Request:
Go through the records line by line and work out how many lines hold the word "telah". Answer with the number only.

Saved data entries
▶

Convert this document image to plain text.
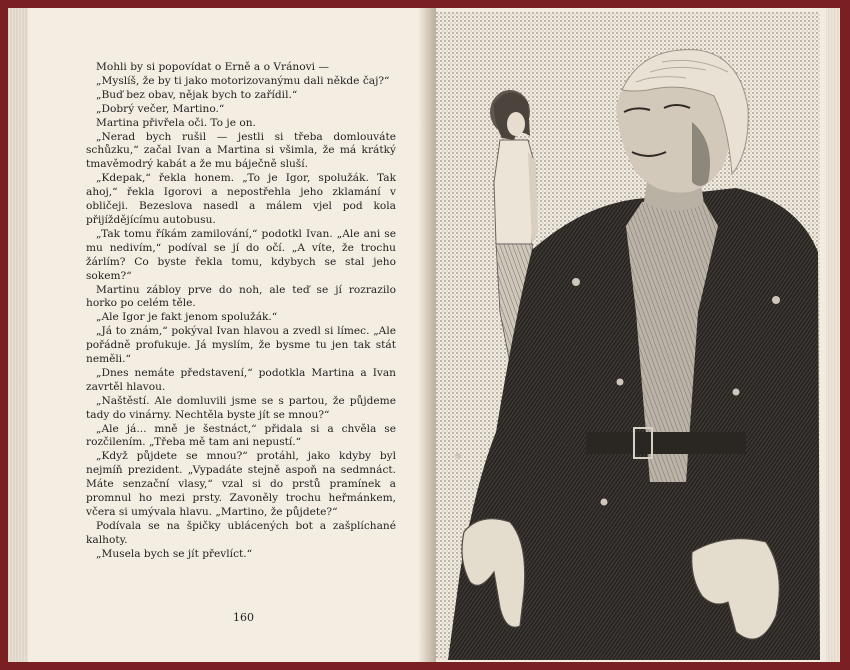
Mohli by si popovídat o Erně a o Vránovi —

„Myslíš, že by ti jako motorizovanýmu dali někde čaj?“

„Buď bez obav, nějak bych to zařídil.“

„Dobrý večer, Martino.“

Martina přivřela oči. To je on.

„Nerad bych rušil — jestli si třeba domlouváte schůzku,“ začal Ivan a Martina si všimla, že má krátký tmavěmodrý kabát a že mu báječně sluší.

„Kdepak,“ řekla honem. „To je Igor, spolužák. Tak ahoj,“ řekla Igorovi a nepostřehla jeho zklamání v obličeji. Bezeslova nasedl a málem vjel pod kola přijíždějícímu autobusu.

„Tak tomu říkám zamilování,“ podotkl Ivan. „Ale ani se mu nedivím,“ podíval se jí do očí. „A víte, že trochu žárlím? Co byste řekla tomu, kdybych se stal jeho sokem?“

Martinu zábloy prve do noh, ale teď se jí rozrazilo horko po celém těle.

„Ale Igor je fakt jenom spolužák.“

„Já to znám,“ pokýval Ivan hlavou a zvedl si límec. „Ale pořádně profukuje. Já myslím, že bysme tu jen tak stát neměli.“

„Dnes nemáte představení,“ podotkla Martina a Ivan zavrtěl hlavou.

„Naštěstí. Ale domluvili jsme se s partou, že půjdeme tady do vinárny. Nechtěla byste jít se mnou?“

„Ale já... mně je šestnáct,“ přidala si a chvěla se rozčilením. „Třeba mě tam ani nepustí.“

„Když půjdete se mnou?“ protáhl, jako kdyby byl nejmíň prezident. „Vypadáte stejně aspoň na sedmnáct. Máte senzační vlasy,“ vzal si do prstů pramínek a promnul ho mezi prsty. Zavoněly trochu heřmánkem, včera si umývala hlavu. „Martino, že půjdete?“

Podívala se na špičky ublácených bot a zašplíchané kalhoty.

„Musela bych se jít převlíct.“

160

◀
▶

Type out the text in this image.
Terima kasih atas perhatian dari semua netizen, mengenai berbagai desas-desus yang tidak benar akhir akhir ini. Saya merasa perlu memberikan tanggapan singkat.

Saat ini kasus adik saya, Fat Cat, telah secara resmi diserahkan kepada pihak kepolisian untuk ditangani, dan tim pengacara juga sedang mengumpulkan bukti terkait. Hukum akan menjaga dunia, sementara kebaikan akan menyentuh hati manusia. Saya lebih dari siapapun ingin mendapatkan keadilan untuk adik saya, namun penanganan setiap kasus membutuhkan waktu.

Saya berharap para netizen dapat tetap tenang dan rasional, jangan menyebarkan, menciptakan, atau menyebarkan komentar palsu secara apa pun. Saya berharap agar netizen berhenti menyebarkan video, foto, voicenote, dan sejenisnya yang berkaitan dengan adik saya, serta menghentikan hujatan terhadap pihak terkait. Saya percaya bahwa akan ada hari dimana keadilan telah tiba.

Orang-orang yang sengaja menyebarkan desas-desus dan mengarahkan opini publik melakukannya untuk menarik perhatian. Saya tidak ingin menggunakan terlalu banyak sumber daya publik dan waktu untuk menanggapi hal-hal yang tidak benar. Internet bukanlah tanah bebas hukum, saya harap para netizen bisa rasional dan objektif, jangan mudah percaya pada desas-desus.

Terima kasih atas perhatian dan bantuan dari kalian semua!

◀

Exercise output:
2